### [Data supplied]

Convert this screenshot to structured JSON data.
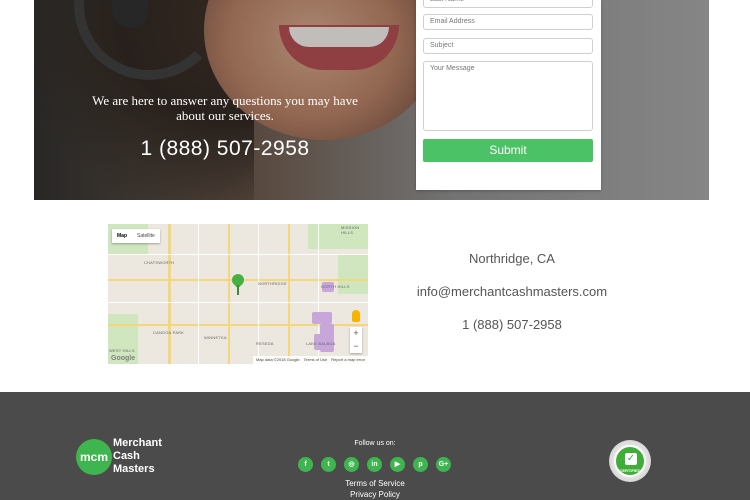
{
  "hero": {
    "message": "We are here to answer any questions you may have about our services.",
    "phone": "1 (888) 507-2958"
  },
  "form": {
    "name_placeholder": "Last Name",
    "email_placeholder": "Email Address",
    "subject_placeholder": "Subject",
    "message_placeholder": "Your Message",
    "submit_label": "Submit"
  },
  "map": {
    "map_label": "Map",
    "satellite_label": "Satellite",
    "places": [
      "MISSION HILLS",
      "CHATSWORTH",
      "NORTHRIDGE",
      "NORTH HILLS",
      "CANOGA PARK",
      "WINNETKA",
      "RESEDA",
      "LAKE BALBOA",
      "WEST HILLS"
    ],
    "zoom_in": "+",
    "zoom_out": "−",
    "attribution": "Map data ©2018 Google",
    "terms": "Terms of Use",
    "report": "Report a map error",
    "brand": "Google"
  },
  "contact": {
    "location": "Northridge, CA",
    "email": "info@merchantcashmasters.com",
    "phone": "1 (888) 507-2958"
  },
  "footer": {
    "logo_mark": "mcm",
    "logo_lines": [
      "Merchant",
      "Cash",
      "Masters"
    ],
    "follow_label": "Follow us on:",
    "socials": [
      {
        "icon": "facebook-icon",
        "glyph": "f"
      },
      {
        "icon": "twitter-icon",
        "glyph": "t"
      },
      {
        "icon": "instagram-icon",
        "glyph": "◎"
      },
      {
        "icon": "linkedin-icon",
        "glyph": "in"
      },
      {
        "icon": "youtube-icon",
        "glyph": "▶"
      },
      {
        "icon": "pinterest-icon",
        "glyph": "p"
      },
      {
        "icon": "google-plus-icon",
        "glyph": "G+"
      }
    ],
    "terms_link": "Terms of Service",
    "privacy_link": "Privacy Policy",
    "badge_text": "CERTIFIED"
  },
  "colors": {
    "accent": "#4cc266",
    "footer_bg": "#4b4b4b"
  }
}
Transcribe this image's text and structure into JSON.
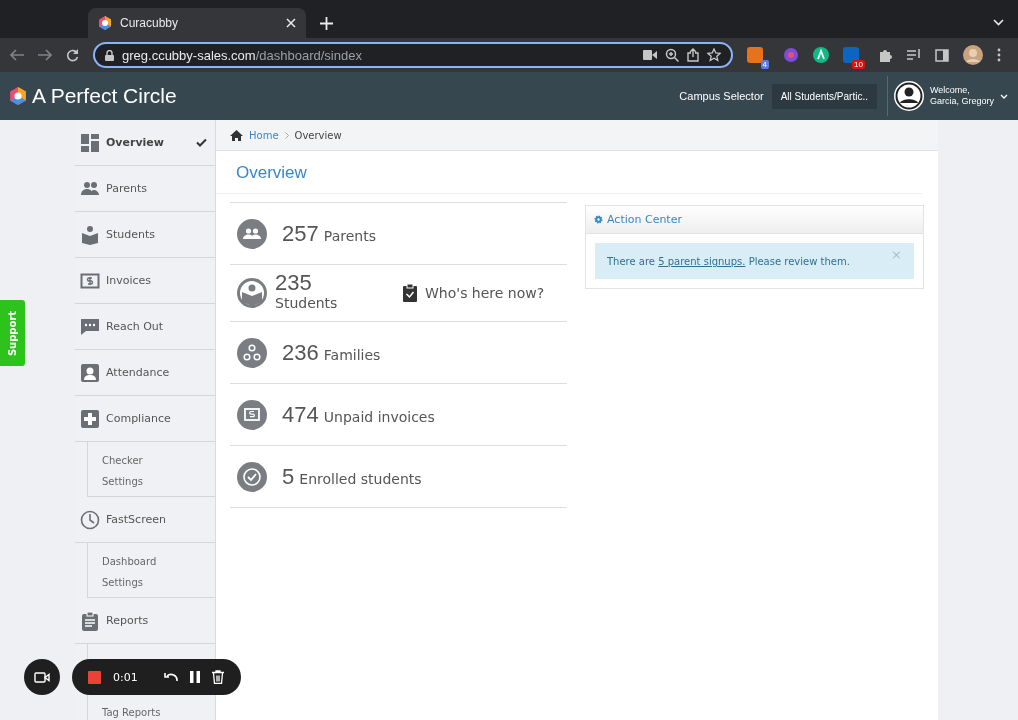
{
  "browser": {
    "tab_title": "Curacubby",
    "url_host": "greg.ccubby-sales.com",
    "url_path": "/dashboard/sindex",
    "extension_badges": [
      "4",
      "10"
    ]
  },
  "header": {
    "brand": "A Perfect Circle",
    "campus_label": "Campus Selector",
    "campus_value": "All Students/Partic..",
    "welcome": "Welcome,",
    "user": "Garcia, Gregory"
  },
  "support_tab": "Support",
  "sidebar": {
    "items": [
      {
        "label": "Overview",
        "selected": true
      },
      {
        "label": "Parents",
        "selected": false
      },
      {
        "label": "Students",
        "selected": false
      },
      {
        "label": "Invoices",
        "selected": false
      },
      {
        "label": "Reach Out",
        "selected": false
      },
      {
        "label": "Attendance",
        "selected": false
      },
      {
        "label": "Compliance",
        "selected": false,
        "children": [
          {
            "label": "Checker"
          },
          {
            "label": "Settings"
          }
        ]
      },
      {
        "label": "FastScreen",
        "selected": false,
        "children": [
          {
            "label": "Dashboard"
          },
          {
            "label": "Settings"
          }
        ]
      },
      {
        "label": "Reports",
        "selected": false,
        "children": [
          {
            "label": "Tag Reports"
          }
        ]
      }
    ]
  },
  "breadcrumb": [
    "Home",
    "Overview"
  ],
  "page_title": "Overview",
  "stats": [
    {
      "kind": "inline",
      "number": "257",
      "label": "Parents"
    },
    {
      "kind": "stacked",
      "number": "235",
      "label": "Students",
      "link": "Who's here now?"
    },
    {
      "kind": "inline",
      "number": "236",
      "label": "Families"
    },
    {
      "kind": "inline",
      "number": "474",
      "label": "Unpaid invoices"
    },
    {
      "kind": "inline",
      "number": "5",
      "label": "Enrolled students"
    }
  ],
  "action_center": {
    "title": "Action Center",
    "alert_before": "There are",
    "alert_link": "5 parent signups.",
    "alert_after": "Please review them.",
    "close": "×"
  },
  "recorder": {
    "time": "0:01"
  }
}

### [Request]
Identify the lines above that contain the word "number", then copy them.

### [Correct answer]
      "number": "257",
      "number": "235",
      "number": "236",
      "number": "474",
      "number": "5",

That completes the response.